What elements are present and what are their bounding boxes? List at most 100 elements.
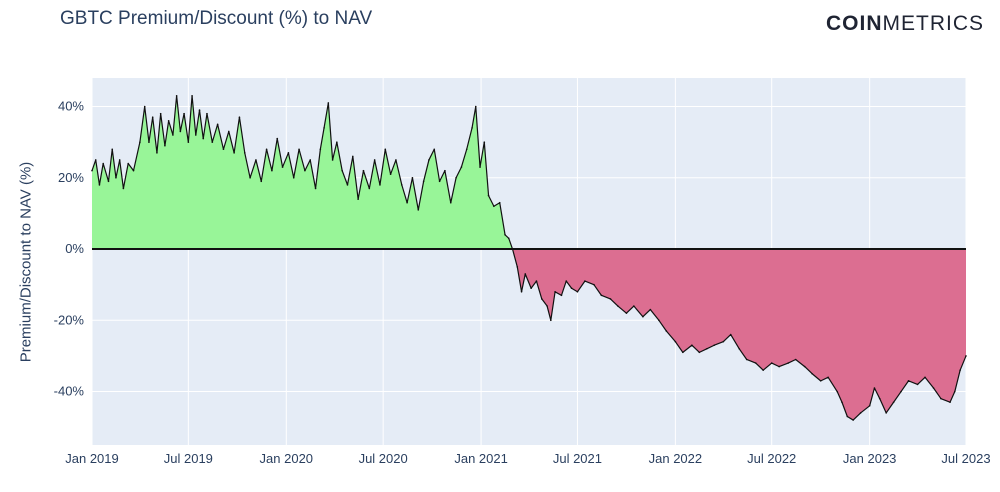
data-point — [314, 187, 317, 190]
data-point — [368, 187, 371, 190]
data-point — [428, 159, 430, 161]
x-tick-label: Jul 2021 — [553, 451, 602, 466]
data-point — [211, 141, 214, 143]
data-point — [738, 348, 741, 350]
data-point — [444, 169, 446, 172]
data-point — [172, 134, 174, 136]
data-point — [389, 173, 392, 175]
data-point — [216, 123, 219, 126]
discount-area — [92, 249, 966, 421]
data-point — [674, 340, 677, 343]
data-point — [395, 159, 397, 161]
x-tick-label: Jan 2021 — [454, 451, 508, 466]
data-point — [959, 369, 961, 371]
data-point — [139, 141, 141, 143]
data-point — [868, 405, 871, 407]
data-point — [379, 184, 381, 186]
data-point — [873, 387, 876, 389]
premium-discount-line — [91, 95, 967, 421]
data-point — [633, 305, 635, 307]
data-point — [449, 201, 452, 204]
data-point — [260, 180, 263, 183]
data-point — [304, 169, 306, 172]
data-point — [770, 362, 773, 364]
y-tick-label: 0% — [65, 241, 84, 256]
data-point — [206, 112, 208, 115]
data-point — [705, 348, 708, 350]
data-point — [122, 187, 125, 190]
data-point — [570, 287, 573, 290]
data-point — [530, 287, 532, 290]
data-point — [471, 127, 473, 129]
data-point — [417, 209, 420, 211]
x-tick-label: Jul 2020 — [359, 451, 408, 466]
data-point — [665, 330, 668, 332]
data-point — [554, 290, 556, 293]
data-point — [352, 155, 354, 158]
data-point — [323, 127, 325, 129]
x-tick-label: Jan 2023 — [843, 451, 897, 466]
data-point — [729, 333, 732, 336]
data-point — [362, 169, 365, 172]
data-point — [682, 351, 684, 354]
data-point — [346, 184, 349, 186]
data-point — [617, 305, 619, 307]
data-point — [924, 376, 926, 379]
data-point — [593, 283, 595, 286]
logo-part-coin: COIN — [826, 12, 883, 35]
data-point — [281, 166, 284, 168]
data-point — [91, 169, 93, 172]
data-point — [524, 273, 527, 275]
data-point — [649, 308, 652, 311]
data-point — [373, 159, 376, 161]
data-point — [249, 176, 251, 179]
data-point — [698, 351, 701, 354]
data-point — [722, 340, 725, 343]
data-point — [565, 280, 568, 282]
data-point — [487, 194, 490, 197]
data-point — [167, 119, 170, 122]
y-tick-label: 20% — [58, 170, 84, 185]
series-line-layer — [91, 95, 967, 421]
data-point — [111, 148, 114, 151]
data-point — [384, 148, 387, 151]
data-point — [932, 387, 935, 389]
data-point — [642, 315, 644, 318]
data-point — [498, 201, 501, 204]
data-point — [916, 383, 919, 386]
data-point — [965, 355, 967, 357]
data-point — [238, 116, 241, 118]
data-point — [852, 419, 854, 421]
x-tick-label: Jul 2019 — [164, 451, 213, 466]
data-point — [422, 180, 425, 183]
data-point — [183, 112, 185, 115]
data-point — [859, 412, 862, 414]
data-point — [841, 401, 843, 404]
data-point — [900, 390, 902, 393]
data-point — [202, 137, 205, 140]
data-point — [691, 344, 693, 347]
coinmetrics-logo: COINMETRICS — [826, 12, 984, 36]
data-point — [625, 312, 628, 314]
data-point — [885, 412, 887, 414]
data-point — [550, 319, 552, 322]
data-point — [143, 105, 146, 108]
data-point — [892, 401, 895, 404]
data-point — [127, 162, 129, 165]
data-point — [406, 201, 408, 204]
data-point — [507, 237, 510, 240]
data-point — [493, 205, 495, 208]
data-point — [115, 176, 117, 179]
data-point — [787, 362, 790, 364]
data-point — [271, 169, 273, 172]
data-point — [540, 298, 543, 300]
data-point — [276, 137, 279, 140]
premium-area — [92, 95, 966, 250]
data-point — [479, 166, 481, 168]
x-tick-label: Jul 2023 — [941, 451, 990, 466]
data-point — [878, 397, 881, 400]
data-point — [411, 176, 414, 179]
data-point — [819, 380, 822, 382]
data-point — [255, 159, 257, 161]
============
- [Instructions for the task] Copy only the lines above that contain the string "premium", treating uppercase and lowercase as different.

- [The response]
premium-discount-line — [91, 95, 967, 421]
premium-area — [92, 95, 966, 250]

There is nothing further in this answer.